- _The exercise_: Transcribe each of the records below exactly, excluding all pictures.

Start of Extracted data

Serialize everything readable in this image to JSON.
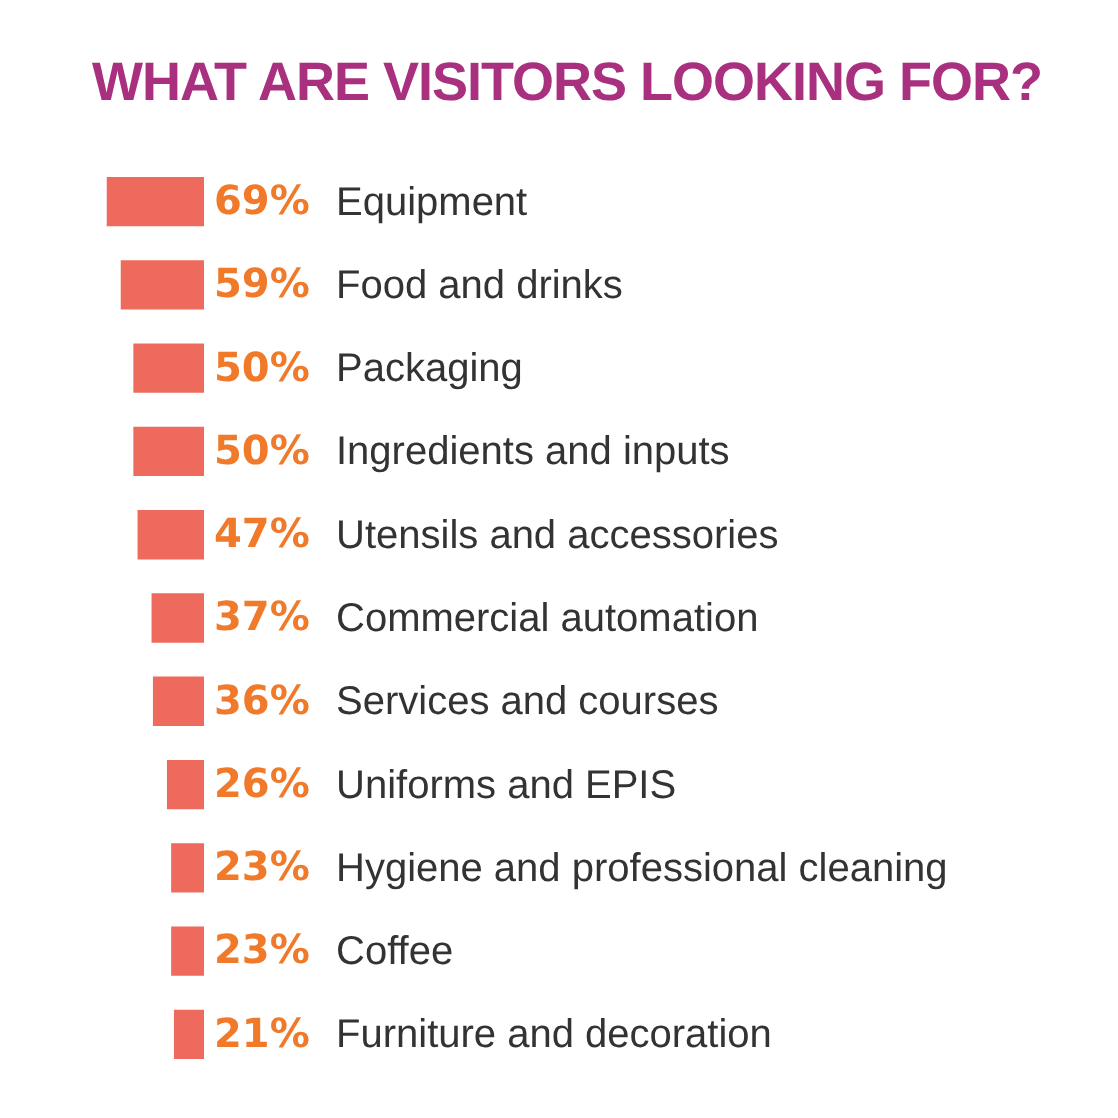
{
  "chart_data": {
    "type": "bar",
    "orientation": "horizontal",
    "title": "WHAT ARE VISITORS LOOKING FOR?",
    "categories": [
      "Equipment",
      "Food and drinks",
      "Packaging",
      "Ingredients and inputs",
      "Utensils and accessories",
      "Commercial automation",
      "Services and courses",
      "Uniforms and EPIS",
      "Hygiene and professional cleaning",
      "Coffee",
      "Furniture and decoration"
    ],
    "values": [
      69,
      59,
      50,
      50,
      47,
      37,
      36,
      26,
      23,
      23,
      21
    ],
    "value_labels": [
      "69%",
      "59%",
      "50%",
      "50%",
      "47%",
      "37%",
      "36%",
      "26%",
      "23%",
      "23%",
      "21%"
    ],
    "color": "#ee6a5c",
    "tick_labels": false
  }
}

End of Extracted data

- _Exercise response_:
Serialize everything readable in this image to JSON.
{
  "chart_data": {
    "type": "bar",
    "orientation": "horizontal",
    "title": "WHAT ARE VISITORS LOOKING FOR?",
    "categories": [
      "Equipment",
      "Food and drinks",
      "Packaging",
      "Ingredients and inputs",
      "Utensils and accessories",
      "Commercial automation",
      "Services and courses",
      "Uniforms and EPIS",
      "Hygiene and professional cleaning",
      "Coffee",
      "Furniture and decoration"
    ],
    "values": [
      69,
      59,
      50,
      50,
      47,
      37,
      36,
      26,
      23,
      23,
      21
    ],
    "value_labels": [
      "69%",
      "59%",
      "50%",
      "50%",
      "47%",
      "37%",
      "36%",
      "26%",
      "23%",
      "23%",
      "21%"
    ],
    "color": "#ee6a5c",
    "tick_labels": false
  }
}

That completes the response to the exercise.